OBJECTIVE | Copy every line from the records below that holds the word "Caution".
* BEGIN RECORD EXCERPTS *
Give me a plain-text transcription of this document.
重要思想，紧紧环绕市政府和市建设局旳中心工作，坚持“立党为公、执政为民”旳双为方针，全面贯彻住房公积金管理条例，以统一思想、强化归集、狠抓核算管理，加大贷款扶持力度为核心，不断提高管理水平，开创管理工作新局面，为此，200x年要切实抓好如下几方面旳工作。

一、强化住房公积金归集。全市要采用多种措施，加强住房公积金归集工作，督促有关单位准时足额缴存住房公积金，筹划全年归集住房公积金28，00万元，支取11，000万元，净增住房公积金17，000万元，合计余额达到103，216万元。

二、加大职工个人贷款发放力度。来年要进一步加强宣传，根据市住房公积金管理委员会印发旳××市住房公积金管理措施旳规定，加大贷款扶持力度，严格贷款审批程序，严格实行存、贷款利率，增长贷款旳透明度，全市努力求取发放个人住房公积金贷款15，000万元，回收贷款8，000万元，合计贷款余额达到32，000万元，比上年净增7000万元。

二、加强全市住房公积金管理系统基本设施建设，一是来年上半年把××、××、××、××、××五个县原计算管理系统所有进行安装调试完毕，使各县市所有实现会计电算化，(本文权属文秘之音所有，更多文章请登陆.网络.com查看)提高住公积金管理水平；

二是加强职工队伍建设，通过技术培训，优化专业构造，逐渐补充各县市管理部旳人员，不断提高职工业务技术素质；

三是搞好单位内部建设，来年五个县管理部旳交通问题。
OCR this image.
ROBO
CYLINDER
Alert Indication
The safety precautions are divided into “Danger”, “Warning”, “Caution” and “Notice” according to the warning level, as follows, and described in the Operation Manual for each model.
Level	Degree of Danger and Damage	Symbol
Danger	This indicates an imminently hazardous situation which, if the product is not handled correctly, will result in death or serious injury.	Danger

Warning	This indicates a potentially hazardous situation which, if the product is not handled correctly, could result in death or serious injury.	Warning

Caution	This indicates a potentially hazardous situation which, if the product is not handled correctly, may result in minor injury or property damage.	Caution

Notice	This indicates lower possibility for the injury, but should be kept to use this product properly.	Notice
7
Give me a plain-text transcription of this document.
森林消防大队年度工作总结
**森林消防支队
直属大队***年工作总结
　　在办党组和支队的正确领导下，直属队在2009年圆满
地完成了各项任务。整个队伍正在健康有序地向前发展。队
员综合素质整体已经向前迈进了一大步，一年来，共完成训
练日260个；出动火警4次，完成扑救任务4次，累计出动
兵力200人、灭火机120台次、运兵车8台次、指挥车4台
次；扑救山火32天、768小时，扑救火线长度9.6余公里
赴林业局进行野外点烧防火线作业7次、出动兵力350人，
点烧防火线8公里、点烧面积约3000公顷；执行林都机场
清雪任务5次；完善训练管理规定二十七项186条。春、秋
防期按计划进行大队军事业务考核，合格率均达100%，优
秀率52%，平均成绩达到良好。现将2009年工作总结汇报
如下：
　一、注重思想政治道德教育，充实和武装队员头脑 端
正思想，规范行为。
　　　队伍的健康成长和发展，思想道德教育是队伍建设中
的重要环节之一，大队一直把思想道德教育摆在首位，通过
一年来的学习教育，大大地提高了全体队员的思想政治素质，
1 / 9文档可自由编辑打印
* END RECORD EXCERPTS *
EXERCISE RESULT |
The safety precautions are divided into “Danger”, “Warning”, “Caution” and “Notice” according to the warning level, as follows, and described in the Operation Manual for each model.
Caution	This indicates a potentially hazardous situation which, if the product is not handled correctly, may result in minor injury or property damage.	Caution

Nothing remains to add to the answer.